Figure record listings:
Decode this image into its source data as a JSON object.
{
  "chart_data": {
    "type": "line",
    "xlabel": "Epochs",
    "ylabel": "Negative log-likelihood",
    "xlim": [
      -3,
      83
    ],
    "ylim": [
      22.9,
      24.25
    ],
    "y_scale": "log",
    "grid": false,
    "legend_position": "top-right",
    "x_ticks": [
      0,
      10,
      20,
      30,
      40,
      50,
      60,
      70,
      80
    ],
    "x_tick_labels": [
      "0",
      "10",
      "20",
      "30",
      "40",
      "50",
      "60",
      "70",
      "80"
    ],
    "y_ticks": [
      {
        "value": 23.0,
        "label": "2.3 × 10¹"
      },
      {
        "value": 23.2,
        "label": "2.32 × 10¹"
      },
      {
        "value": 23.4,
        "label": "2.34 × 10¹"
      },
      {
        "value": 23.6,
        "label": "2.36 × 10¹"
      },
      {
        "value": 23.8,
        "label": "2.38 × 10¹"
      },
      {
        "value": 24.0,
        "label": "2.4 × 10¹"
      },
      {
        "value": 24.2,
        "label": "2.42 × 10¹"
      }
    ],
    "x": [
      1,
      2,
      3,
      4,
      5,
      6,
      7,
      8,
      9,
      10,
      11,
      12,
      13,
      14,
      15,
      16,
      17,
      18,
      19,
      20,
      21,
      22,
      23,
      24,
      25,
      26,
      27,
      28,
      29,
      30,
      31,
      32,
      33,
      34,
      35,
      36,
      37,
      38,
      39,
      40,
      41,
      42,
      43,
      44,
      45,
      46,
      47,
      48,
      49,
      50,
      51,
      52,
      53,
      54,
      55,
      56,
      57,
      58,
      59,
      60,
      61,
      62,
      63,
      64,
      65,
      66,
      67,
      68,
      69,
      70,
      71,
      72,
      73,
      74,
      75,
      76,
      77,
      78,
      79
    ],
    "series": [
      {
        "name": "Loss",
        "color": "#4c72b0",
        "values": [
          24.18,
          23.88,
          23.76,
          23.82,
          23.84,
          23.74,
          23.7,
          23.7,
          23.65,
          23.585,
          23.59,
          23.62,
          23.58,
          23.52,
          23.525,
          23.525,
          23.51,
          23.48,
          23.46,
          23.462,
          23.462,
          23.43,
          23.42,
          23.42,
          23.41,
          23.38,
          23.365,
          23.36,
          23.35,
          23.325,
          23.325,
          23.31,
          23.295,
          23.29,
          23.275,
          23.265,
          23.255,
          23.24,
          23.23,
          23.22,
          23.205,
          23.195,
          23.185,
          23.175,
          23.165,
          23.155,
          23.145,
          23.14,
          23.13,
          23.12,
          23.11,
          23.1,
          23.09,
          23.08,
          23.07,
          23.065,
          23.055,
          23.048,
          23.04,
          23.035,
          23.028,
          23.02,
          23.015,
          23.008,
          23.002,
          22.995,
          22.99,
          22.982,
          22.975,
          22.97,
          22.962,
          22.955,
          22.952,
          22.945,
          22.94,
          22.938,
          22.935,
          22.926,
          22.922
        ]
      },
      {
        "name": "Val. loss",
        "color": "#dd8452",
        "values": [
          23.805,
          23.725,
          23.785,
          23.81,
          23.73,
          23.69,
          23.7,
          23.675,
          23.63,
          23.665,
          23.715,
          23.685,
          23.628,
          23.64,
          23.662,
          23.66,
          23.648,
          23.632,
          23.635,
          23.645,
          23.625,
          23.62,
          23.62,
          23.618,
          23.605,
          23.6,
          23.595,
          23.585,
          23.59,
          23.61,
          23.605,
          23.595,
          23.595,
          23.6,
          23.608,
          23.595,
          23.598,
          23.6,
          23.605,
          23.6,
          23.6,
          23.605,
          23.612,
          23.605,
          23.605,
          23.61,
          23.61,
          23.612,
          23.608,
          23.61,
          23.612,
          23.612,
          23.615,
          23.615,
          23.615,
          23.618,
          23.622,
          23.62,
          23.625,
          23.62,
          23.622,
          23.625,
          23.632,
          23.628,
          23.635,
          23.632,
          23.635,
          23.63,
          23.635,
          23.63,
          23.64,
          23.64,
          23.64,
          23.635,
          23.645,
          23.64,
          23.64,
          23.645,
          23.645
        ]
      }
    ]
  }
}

What is required:
Give back the whole listing, word for word.

Full output:
Decode this image into its source data as a JSON object.
{
  "chart_data": {
    "type": "line",
    "xlabel": "Epochs",
    "ylabel": "Negative log-likelihood",
    "xlim": [
      -3,
      83
    ],
    "ylim": [
      22.9,
      24.25
    ],
    "y_scale": "log",
    "grid": false,
    "legend_position": "top-right",
    "x_ticks": [
      0,
      10,
      20,
      30,
      40,
      50,
      60,
      70,
      80
    ],
    "x_tick_labels": [
      "0",
      "10",
      "20",
      "30",
      "40",
      "50",
      "60",
      "70",
      "80"
    ],
    "y_ticks": [
      {
        "value": 23.0,
        "label": "2.3 × 10¹"
      },
      {
        "value": 23.2,
        "label": "2.32 × 10¹"
      },
      {
        "value": 23.4,
        "label": "2.34 × 10¹"
      },
      {
        "value": 23.6,
        "label": "2.36 × 10¹"
      },
      {
        "value": 23.8,
        "label": "2.38 × 10¹"
      },
      {
        "value": 24.0,
        "label": "2.4 × 10¹"
      },
      {
        "value": 24.2,
        "label": "2.42 × 10¹"
      }
    ],
    "x": [
      1,
      2,
      3,
      4,
      5,
      6,
      7,
      8,
      9,
      10,
      11,
      12,
      13,
      14,
      15,
      16,
      17,
      18,
      19,
      20,
      21,
      22,
      23,
      24,
      25,
      26,
      27,
      28,
      29,
      30,
      31,
      32,
      33,
      34,
      35,
      36,
      37,
      38,
      39,
      40,
      41,
      42,
      43,
      44,
      45,
      46,
      47,
      48,
      49,
      50,
      51,
      52,
      53,
      54,
      55,
      56,
      57,
      58,
      59,
      60,
      61,
      62,
      63,
      64,
      65,
      66,
      67,
      68,
      69,
      70,
      71,
      72,
      73,
      74,
      75,
      76,
      77,
      78,
      79
    ],
    "series": [
      {
        "name": "Loss",
        "color": "#4c72b0",
        "values": [
          24.18,
          23.88,
          23.76,
          23.82,
          23.84,
          23.74,
          23.7,
          23.7,
          23.65,
          23.585,
          23.59,
          23.62,
          23.58,
          23.52,
          23.525,
          23.525,
          23.51,
          23.48,
          23.46,
          23.462,
          23.462,
          23.43,
          23.42,
          23.42,
          23.41,
          23.38,
          23.365,
          23.36,
          23.35,
          23.325,
          23.325,
          23.31,
          23.295,
          23.29,
          23.275,
          23.265,
          23.255,
          23.24,
          23.23,
          23.22,
          23.205,
          23.195,
          23.185,
          23.175,
          23.165,
          23.155,
          23.145,
          23.14,
          23.13,
          23.12,
          23.11,
          23.1,
          23.09,
          23.08,
          23.07,
          23.065,
          23.055,
          23.048,
          23.04,
          23.035,
          23.028,
          23.02,
          23.015,
          23.008,
          23.002,
          22.995,
          22.99,
          22.982,
          22.975,
          22.97,
          22.962,
          22.955,
          22.952,
          22.945,
          22.94,
          22.938,
          22.935,
          22.926,
          22.922
        ]
      },
      {
        "name": "Val. loss",
        "color": "#dd8452",
        "values": [
          23.805,
          23.725,
          23.785,
          23.81,
          23.73,
          23.69,
          23.7,
          23.675,
          23.63,
          23.665,
          23.715,
          23.685,
          23.628,
          23.64,
          23.662,
          23.66,
          23.648,
          23.632,
          23.635,
          23.645,
          23.625,
          23.62,
          23.62,
          23.618,
          23.605,
          23.6,
          23.595,
          23.585,
          23.59,
          23.61,
          23.605,
          23.595,
          23.595,
          23.6,
          23.608,
          23.595,
          23.598,
          23.6,
          23.605,
          23.6,
          23.6,
          23.605,
          23.612,
          23.605,
          23.605,
          23.61,
          23.61,
          23.612,
          23.608,
          23.61,
          23.612,
          23.612,
          23.615,
          23.615,
          23.615,
          23.618,
          23.622,
          23.62,
          23.625,
          23.62,
          23.622,
          23.625,
          23.632,
          23.628,
          23.635,
          23.632,
          23.635,
          23.63,
          23.635,
          23.63,
          23.64,
          23.64,
          23.64,
          23.635,
          23.645,
          23.64,
          23.64,
          23.645,
          23.645
        ]
      }
    ]
  }
}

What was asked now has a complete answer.